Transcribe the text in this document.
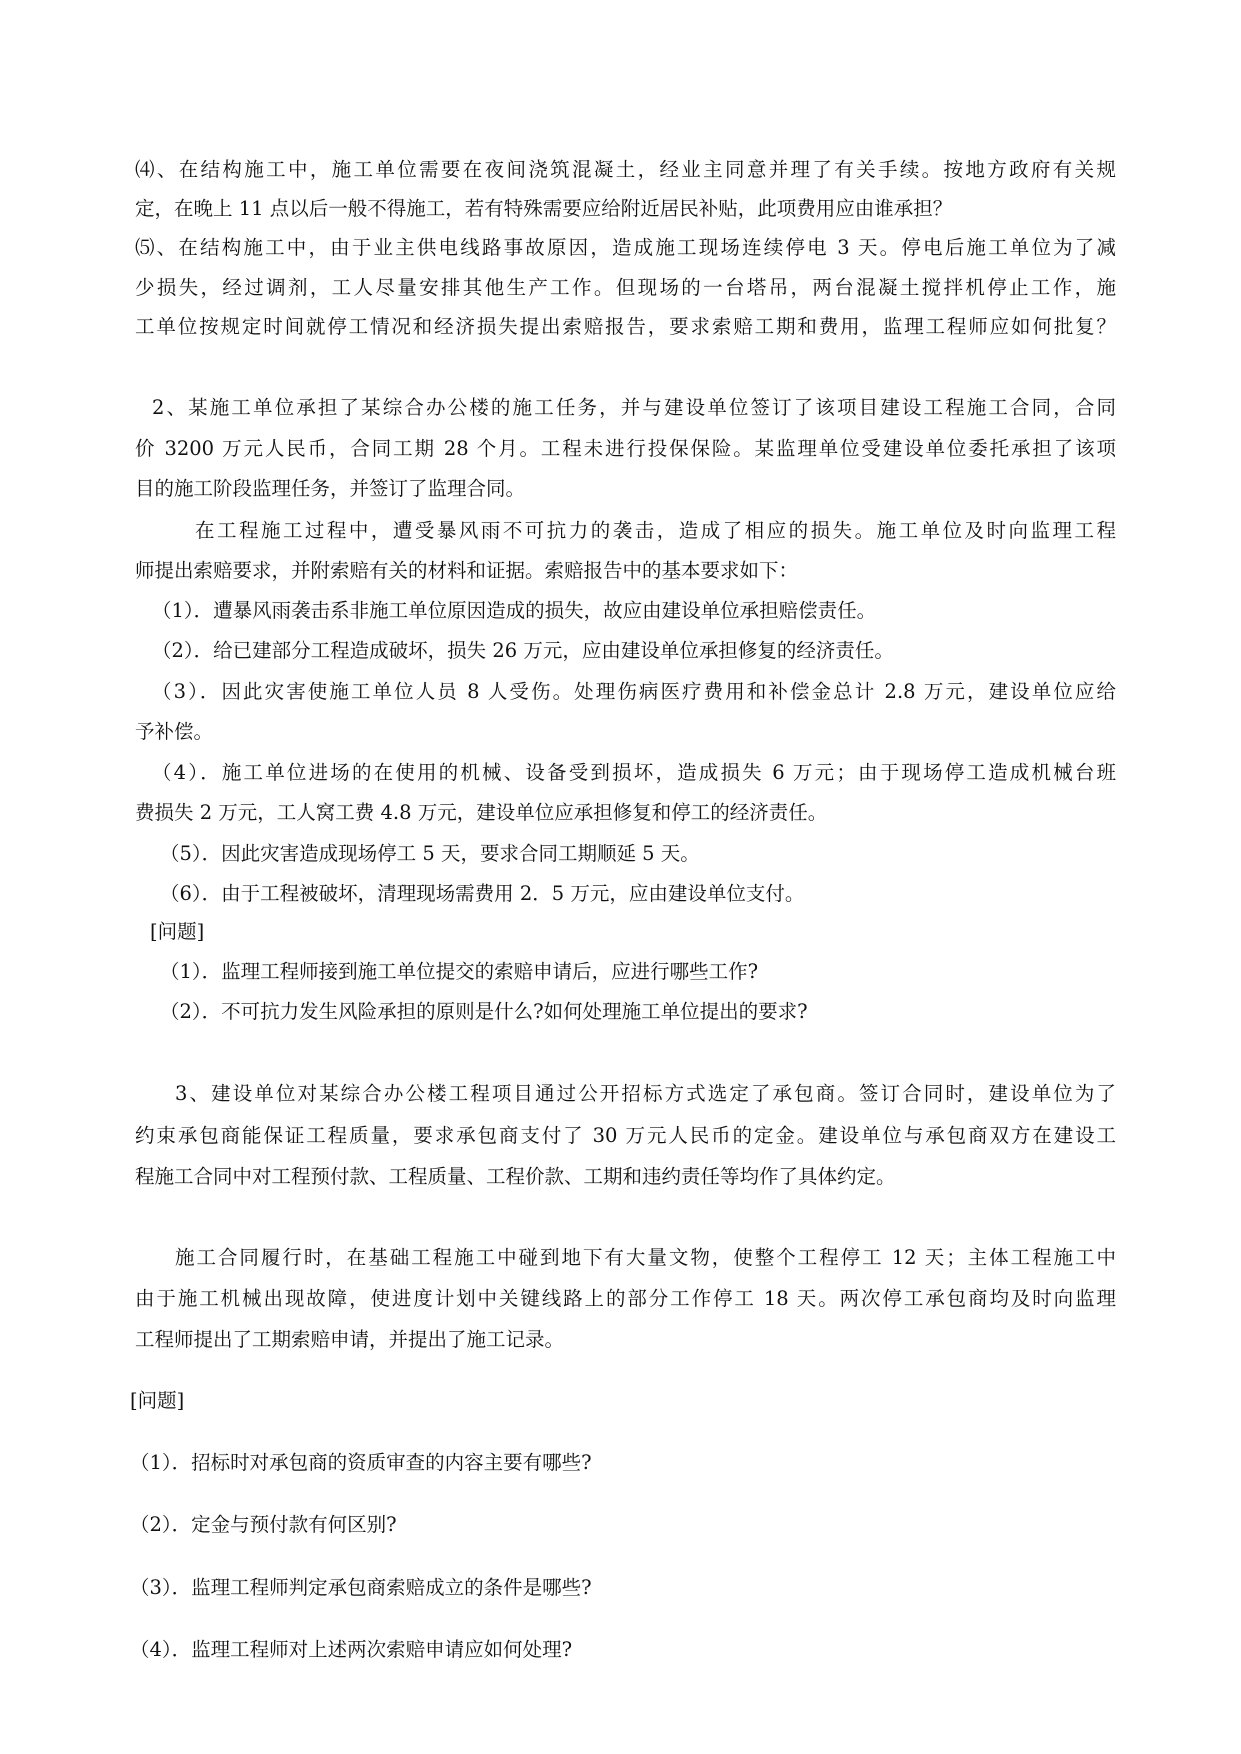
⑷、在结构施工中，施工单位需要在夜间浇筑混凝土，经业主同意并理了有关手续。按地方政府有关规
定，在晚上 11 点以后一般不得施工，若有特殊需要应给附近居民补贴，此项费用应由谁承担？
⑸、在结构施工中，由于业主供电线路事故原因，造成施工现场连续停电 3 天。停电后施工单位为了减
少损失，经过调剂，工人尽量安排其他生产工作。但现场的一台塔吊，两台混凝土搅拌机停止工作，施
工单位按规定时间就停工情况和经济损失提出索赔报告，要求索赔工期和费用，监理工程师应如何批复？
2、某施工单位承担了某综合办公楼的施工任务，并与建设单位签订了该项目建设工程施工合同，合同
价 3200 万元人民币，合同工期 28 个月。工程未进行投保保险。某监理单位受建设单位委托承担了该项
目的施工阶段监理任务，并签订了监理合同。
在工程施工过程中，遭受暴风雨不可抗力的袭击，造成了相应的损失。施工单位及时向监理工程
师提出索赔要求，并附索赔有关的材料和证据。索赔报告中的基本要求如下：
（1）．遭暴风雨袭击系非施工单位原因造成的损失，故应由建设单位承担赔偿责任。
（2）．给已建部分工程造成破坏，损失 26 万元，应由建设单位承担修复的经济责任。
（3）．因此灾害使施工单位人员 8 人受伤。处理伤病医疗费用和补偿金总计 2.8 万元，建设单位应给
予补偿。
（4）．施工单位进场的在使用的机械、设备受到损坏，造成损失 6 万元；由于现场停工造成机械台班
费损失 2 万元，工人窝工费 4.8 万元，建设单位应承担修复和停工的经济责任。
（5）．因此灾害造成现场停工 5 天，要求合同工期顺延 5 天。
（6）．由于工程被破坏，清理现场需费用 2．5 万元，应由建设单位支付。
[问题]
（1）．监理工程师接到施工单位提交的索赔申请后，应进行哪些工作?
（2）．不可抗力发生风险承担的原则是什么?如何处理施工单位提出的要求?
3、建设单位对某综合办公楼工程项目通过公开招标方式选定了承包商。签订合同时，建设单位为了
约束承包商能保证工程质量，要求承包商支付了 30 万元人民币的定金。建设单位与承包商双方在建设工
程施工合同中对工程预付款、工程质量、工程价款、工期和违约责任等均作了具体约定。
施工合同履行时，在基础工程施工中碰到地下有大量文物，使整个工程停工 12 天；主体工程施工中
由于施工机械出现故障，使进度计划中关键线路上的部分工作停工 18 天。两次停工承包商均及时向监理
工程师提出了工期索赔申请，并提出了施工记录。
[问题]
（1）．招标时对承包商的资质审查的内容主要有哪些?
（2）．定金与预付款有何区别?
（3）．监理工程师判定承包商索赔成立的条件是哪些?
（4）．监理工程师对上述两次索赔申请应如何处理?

|---|

## Requirement
Generate a word-for-word copy of the preceding records, excluding all pictures.

## Response to this task
Transcribe the text in this document.
⑷、在结构施工中，施工单位需要在夜间浇筑混凝土，经业主同意并理了有关手续。按地方政府有关规
定，在晚上 11 点以后一般不得施工，若有特殊需要应给附近居民补贴，此项费用应由谁承担？
⑸、在结构施工中，由于业主供电线路事故原因，造成施工现场连续停电 3 天。停电后施工单位为了减
少损失，经过调剂，工人尽量安排其他生产工作。但现场的一台塔吊，两台混凝土搅拌机停止工作，施
工单位按规定时间就停工情况和经济损失提出索赔报告，要求索赔工期和费用，监理工程师应如何批复？
2、某施工单位承担了某综合办公楼的施工任务，并与建设单位签订了该项目建设工程施工合同，合同
价 3200 万元人民币，合同工期 28 个月。工程未进行投保保险。某监理单位受建设单位委托承担了该项
目的施工阶段监理任务，并签订了监理合同。
在工程施工过程中，遭受暴风雨不可抗力的袭击，造成了相应的损失。施工单位及时向监理工程
师提出索赔要求，并附索赔有关的材料和证据。索赔报告中的基本要求如下：
（1）．遭暴风雨袭击系非施工单位原因造成的损失，故应由建设单位承担赔偿责任。
（2）．给已建部分工程造成破坏，损失 26 万元，应由建设单位承担修复的经济责任。
（3）．因此灾害使施工单位人员 8 人受伤。处理伤病医疗费用和补偿金总计 2.8 万元，建设单位应给
予补偿。
（4）．施工单位进场的在使用的机械、设备受到损坏，造成损失 6 万元；由于现场停工造成机械台班
费损失 2 万元，工人窝工费 4.8 万元，建设单位应承担修复和停工的经济责任。
（5）．因此灾害造成现场停工 5 天，要求合同工期顺延 5 天。
（6）．由于工程被破坏，清理现场需费用 2．5 万元，应由建设单位支付。
[问题]
（1）．监理工程师接到施工单位提交的索赔申请后，应进行哪些工作?
（2）．不可抗力发生风险承担的原则是什么?如何处理施工单位提出的要求?
3、建设单位对某综合办公楼工程项目通过公开招标方式选定了承包商。签订合同时，建设单位为了
约束承包商能保证工程质量，要求承包商支付了 30 万元人民币的定金。建设单位与承包商双方在建设工
程施工合同中对工程预付款、工程质量、工程价款、工期和违约责任等均作了具体约定。
施工合同履行时，在基础工程施工中碰到地下有大量文物，使整个工程停工 12 天；主体工程施工中
由于施工机械出现故障，使进度计划中关键线路上的部分工作停工 18 天。两次停工承包商均及时向监理
工程师提出了工期索赔申请，并提出了施工记录。
[问题]
（1）．招标时对承包商的资质审查的内容主要有哪些?
（2）．定金与预付款有何区别?
（3）．监理工程师判定承包商索赔成立的条件是哪些?
（4）．监理工程师对上述两次索赔申请应如何处理?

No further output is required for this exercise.